### Stated task
Find every line in the records that holds the string "roasted". Copy each one.

### Records shown
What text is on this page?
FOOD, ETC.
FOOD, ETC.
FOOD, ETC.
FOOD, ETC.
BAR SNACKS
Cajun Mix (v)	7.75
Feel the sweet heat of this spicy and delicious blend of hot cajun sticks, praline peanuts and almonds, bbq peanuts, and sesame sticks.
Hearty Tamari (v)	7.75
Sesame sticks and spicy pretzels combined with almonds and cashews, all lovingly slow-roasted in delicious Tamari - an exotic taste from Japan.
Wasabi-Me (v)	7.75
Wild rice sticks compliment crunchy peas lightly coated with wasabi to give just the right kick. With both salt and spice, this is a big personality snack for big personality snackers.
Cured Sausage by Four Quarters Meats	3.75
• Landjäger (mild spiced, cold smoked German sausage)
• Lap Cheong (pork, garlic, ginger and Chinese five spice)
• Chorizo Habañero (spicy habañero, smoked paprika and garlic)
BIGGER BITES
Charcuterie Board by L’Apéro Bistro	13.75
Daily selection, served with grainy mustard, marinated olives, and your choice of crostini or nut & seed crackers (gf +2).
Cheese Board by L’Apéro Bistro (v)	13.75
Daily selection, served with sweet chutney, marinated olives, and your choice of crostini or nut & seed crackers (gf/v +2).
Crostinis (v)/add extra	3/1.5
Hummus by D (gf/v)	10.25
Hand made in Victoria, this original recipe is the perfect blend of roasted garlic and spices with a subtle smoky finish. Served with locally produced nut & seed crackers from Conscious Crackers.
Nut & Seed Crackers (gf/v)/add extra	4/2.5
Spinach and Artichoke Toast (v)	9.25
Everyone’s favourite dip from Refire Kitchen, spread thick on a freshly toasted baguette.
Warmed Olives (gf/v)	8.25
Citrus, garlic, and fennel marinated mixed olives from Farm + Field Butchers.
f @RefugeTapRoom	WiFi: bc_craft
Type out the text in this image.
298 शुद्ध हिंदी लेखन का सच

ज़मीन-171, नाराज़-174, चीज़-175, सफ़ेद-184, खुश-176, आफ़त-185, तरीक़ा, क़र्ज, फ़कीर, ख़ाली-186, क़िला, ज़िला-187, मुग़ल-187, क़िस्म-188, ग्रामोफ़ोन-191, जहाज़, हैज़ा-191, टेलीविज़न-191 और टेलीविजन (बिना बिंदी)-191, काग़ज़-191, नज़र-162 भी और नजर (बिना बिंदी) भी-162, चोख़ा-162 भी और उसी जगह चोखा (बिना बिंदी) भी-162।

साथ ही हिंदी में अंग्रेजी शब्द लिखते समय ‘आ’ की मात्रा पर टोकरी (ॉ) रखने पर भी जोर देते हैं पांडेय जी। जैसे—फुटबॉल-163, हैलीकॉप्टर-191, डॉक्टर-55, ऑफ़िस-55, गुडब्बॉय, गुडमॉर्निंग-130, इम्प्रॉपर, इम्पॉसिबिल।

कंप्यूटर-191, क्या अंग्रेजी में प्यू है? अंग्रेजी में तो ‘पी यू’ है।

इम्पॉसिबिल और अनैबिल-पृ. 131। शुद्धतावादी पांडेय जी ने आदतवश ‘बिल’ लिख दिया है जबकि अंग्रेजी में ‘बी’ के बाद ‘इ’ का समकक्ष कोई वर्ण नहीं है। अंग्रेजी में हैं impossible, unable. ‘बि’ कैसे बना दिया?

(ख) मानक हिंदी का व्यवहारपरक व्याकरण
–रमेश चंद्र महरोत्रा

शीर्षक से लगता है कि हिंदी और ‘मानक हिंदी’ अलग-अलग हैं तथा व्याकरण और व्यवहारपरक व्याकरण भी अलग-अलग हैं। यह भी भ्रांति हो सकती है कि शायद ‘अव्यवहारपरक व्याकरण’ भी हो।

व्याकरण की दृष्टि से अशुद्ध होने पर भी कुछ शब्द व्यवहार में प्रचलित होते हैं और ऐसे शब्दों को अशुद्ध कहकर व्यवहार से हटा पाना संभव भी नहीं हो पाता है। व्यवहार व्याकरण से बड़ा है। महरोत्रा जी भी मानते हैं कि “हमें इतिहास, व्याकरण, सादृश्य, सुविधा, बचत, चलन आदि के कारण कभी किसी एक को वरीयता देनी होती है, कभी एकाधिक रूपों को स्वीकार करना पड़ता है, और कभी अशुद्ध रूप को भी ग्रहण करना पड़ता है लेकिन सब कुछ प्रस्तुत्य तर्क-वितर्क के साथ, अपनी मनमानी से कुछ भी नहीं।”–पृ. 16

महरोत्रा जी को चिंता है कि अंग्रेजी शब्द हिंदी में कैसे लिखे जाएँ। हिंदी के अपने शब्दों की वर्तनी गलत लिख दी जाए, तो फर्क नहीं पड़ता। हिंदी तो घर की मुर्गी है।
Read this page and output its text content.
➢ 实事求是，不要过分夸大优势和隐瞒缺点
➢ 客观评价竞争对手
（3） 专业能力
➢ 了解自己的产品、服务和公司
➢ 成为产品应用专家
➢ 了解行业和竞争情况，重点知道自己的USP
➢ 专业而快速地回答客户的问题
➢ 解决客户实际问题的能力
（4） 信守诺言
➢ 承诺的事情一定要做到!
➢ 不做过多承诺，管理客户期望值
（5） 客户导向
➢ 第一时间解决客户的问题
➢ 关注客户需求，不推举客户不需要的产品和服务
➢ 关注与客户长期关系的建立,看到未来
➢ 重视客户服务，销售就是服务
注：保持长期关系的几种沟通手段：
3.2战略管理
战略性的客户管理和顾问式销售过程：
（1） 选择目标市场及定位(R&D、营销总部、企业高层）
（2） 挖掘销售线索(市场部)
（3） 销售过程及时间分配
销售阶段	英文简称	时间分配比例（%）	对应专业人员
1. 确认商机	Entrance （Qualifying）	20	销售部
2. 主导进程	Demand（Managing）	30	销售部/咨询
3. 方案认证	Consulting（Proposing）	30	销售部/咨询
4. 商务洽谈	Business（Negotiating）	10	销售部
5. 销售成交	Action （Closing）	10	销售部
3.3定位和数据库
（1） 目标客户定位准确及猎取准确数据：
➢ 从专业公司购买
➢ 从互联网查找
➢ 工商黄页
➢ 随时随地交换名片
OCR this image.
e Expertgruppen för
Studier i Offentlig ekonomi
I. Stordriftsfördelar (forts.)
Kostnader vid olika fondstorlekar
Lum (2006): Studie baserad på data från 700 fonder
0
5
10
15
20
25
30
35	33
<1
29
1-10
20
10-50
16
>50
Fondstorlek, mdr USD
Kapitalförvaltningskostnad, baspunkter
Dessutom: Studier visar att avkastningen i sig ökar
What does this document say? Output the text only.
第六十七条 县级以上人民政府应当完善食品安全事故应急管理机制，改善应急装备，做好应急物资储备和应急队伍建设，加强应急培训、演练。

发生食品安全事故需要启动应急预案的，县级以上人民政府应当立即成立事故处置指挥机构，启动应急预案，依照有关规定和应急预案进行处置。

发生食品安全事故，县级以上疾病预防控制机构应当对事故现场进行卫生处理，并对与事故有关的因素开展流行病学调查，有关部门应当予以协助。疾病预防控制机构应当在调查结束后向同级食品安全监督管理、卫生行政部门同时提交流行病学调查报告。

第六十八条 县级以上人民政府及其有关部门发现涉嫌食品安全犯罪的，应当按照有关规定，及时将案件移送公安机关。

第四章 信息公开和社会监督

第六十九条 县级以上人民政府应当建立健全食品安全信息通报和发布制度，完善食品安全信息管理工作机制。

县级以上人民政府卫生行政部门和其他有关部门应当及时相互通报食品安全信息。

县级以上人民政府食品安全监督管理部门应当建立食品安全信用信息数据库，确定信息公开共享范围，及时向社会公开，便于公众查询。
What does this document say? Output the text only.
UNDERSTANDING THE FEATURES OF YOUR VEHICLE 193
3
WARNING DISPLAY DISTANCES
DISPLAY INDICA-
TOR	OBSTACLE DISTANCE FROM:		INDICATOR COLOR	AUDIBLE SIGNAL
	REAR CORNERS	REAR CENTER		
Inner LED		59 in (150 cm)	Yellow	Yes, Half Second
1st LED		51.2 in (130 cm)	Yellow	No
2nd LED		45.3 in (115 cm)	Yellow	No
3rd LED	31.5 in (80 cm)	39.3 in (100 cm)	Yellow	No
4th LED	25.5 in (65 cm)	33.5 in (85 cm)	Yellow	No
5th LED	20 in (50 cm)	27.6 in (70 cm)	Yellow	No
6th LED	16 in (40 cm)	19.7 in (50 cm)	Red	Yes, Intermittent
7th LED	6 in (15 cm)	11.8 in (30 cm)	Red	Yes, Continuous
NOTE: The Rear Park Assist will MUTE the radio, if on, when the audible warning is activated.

### Task output
Sesame sticks and spicy pretzels combined with almonds and cashews, all lovingly slow-roasted in delicious Tamari - an exotic taste from Japan.
Hand made in Victoria, this original recipe is the perfect blend of roasted garlic and spices with a subtle smoky finish. Served with locally produced nut & seed crackers from Conscious Crackers.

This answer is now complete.